[Data items]
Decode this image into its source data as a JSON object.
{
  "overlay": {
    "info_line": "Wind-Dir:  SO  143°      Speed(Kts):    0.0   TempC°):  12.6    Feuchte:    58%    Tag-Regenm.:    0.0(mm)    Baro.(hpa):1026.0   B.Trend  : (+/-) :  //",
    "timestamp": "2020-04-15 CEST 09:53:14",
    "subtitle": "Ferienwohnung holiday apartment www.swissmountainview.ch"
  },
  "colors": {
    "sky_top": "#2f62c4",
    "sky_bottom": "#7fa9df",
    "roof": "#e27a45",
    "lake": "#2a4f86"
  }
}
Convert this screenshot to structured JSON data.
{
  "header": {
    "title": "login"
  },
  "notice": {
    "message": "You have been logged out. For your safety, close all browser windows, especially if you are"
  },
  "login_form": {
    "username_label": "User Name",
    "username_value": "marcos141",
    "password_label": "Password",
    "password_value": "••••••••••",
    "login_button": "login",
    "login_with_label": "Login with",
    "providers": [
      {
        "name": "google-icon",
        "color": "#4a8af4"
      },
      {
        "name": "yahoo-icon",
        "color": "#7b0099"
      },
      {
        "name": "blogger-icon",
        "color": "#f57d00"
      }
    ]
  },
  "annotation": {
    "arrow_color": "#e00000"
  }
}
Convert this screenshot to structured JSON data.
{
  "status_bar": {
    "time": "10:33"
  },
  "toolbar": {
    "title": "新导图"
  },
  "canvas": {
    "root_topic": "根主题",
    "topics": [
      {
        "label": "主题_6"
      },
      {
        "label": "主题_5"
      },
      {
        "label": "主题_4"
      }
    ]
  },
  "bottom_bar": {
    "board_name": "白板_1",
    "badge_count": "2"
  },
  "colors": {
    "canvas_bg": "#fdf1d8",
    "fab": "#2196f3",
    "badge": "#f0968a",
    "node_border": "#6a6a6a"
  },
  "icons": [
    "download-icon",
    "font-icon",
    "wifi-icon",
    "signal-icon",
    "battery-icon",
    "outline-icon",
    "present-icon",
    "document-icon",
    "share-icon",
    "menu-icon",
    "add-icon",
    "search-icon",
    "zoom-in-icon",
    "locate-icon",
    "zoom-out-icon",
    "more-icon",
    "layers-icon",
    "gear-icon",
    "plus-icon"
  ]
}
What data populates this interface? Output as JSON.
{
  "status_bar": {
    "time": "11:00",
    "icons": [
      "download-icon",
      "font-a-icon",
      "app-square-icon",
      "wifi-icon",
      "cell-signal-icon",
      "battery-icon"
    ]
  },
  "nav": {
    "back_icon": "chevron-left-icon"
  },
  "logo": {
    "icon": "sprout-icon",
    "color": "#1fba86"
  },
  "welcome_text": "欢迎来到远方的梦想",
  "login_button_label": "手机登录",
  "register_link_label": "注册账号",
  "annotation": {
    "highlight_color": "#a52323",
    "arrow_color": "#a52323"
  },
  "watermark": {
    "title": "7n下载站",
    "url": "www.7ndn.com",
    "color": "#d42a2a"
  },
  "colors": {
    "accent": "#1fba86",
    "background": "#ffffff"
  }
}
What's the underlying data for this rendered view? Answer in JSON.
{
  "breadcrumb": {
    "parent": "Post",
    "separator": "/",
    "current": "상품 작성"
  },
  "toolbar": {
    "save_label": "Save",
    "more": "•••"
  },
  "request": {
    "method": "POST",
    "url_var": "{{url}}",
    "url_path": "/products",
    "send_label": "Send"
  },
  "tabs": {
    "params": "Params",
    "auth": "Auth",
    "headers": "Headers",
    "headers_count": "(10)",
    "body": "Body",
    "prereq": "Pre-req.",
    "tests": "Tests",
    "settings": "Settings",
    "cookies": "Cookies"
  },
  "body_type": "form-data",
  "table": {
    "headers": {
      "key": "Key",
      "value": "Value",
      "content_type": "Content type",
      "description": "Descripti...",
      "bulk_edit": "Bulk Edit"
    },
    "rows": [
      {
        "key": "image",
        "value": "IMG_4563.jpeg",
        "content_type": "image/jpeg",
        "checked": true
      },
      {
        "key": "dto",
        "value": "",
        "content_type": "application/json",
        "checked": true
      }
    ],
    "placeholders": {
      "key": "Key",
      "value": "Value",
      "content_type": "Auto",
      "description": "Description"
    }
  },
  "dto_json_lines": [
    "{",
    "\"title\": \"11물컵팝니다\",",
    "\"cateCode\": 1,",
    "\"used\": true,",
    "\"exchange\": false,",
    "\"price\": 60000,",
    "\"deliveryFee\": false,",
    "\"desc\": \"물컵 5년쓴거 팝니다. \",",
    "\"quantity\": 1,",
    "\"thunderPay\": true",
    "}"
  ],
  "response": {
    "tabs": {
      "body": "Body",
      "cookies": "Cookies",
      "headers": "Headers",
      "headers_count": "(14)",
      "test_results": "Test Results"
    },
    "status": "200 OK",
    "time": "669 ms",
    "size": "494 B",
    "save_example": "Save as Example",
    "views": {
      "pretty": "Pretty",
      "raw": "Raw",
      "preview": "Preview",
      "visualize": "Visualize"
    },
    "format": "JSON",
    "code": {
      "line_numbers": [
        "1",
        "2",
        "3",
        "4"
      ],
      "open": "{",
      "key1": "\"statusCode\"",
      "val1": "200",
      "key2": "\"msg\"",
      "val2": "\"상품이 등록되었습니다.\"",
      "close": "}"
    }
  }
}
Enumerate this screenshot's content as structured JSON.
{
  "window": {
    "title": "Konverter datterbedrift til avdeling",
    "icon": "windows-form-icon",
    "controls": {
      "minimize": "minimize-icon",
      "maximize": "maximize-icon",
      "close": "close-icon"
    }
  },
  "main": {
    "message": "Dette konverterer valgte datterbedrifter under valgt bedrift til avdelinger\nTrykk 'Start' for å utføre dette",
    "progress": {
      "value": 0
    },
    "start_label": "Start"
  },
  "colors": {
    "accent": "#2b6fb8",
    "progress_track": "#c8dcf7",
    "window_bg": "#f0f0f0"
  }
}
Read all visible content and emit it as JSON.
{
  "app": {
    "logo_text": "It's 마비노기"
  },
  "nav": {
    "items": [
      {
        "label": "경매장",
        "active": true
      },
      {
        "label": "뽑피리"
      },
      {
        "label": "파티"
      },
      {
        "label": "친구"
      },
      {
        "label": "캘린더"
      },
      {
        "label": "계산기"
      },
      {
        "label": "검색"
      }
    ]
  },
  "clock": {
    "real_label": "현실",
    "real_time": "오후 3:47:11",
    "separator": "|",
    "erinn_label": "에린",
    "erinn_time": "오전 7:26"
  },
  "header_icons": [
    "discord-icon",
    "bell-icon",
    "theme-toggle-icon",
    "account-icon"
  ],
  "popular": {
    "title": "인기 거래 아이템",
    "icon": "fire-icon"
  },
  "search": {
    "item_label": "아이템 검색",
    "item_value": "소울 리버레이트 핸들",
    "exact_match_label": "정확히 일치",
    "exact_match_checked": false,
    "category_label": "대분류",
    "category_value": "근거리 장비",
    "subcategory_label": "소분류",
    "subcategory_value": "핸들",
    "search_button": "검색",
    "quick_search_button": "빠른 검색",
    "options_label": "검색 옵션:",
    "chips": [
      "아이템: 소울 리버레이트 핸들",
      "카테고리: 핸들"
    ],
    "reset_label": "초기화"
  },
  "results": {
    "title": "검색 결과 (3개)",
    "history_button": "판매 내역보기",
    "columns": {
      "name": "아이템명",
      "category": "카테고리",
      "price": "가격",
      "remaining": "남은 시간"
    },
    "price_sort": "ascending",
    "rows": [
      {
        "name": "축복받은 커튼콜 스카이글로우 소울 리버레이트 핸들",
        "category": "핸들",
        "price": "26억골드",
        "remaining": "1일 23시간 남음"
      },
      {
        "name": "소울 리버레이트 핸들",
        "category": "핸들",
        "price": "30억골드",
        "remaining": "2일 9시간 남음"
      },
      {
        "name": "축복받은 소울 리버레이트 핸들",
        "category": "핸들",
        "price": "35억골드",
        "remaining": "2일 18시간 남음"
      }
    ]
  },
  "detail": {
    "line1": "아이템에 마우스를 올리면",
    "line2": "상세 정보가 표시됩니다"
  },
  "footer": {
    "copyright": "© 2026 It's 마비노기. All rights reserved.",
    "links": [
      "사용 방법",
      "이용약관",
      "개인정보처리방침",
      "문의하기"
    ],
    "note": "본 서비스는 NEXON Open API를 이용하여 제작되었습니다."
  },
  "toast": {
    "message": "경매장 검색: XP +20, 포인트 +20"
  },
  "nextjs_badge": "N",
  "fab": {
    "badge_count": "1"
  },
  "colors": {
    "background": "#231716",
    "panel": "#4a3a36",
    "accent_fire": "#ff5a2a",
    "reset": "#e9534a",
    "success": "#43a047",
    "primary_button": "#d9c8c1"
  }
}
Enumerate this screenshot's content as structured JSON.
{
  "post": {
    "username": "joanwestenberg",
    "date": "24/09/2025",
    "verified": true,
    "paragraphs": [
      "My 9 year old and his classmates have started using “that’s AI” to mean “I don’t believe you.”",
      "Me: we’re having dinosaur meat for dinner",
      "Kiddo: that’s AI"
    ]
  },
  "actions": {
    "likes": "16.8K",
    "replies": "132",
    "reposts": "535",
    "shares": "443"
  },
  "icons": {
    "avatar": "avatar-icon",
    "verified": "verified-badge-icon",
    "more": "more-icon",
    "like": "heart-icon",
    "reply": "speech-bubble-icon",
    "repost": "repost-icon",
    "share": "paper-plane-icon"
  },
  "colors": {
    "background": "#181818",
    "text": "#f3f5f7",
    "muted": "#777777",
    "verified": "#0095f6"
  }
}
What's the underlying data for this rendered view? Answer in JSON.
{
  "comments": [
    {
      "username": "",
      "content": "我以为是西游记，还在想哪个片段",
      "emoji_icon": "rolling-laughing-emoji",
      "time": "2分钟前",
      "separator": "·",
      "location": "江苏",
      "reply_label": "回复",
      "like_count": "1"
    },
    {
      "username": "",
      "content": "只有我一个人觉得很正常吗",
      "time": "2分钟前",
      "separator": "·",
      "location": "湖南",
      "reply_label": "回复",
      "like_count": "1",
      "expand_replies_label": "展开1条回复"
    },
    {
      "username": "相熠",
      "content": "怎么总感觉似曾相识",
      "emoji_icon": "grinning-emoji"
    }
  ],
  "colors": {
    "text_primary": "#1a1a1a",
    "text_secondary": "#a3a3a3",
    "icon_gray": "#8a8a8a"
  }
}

• _What to work on_
List all lines from the entries that include the word "close".

• _Reply to the task_
    "message": "You have been logged out. For your safety, close all browser windows, especially if you are"
      "close": "}"
      "close": "close-icon"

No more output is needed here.